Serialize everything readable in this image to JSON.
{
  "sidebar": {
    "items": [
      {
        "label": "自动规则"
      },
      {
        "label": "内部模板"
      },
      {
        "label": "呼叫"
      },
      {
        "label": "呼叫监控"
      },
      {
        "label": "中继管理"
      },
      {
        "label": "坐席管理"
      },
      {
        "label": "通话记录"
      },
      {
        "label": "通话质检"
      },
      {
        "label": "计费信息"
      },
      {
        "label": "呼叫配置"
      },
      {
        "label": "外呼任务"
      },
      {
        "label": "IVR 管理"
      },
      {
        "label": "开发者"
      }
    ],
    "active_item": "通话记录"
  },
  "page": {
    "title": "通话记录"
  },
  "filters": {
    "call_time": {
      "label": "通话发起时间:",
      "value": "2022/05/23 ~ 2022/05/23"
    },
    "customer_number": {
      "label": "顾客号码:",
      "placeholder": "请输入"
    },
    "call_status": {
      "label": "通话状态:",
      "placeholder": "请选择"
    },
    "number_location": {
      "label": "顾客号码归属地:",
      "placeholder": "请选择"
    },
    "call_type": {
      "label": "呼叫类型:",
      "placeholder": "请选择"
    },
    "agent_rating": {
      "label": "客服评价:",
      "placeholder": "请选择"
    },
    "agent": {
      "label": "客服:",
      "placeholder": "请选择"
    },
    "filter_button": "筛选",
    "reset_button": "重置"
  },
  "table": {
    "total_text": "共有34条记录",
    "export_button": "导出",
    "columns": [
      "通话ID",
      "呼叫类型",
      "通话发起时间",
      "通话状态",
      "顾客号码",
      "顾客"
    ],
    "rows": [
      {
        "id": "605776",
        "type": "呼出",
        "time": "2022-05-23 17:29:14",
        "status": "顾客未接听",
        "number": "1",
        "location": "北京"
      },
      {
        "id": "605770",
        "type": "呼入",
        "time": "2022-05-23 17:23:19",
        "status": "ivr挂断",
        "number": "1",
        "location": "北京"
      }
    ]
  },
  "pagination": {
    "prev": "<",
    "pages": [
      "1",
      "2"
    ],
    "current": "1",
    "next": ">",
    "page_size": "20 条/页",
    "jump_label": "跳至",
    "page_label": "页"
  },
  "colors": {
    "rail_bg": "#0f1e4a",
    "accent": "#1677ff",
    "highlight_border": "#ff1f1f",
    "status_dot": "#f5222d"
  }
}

→ Given exercise
All entries shown above should be printed again exactly.

→ Worked solution
Serialize everything readable in this image to JSON.
{
  "sidebar": {
    "items": [
      {
        "label": "自动规则"
      },
      {
        "label": "内部模板"
      },
      {
        "label": "呼叫"
      },
      {
        "label": "呼叫监控"
      },
      {
        "label": "中继管理"
      },
      {
        "label": "坐席管理"
      },
      {
        "label": "通话记录"
      },
      {
        "label": "通话质检"
      },
      {
        "label": "计费信息"
      },
      {
        "label": "呼叫配置"
      },
      {
        "label": "外呼任务"
      },
      {
        "label": "IVR 管理"
      },
      {
        "label": "开发者"
      }
    ],
    "active_item": "通话记录"
  },
  "page": {
    "title": "通话记录"
  },
  "filters": {
    "call_time": {
      "label": "通话发起时间:",
      "value": "2022/05/23 ~ 2022/05/23"
    },
    "customer_number": {
      "label": "顾客号码:",
      "placeholder": "请输入"
    },
    "call_status": {
      "label": "通话状态:",
      "placeholder": "请选择"
    },
    "number_location": {
      "label": "顾客号码归属地:",
      "placeholder": "请选择"
    },
    "call_type": {
      "label": "呼叫类型:",
      "placeholder": "请选择"
    },
    "agent_rating": {
      "label": "客服评价:",
      "placeholder": "请选择"
    },
    "agent": {
      "label": "客服:",
      "placeholder": "请选择"
    },
    "filter_button": "筛选",
    "reset_button": "重置"
  },
  "table": {
    "total_text": "共有34条记录",
    "export_button": "导出",
    "columns": [
      "通话ID",
      "呼叫类型",
      "通话发起时间",
      "通话状态",
      "顾客号码",
      "顾客"
    ],
    "rows": [
      {
        "id": "605776",
        "type": "呼出",
        "time": "2022-05-23 17:29:14",
        "status": "顾客未接听",
        "number": "1",
        "location": "北京"
      },
      {
        "id": "605770",
        "type": "呼入",
        "time": "2022-05-23 17:23:19",
        "status": "ivr挂断",
        "number": "1",
        "location": "北京"
      }
    ]
  },
  "pagination": {
    "prev": "<",
    "pages": [
      "1",
      "2"
    ],
    "current": "1",
    "next": ">",
    "page_size": "20 条/页",
    "jump_label": "跳至",
    "page_label": "页"
  },
  "colors": {
    "rail_bg": "#0f1e4a",
    "accent": "#1677ff",
    "highlight_border": "#ff1f1f",
    "status_dot": "#f5222d"
  }
}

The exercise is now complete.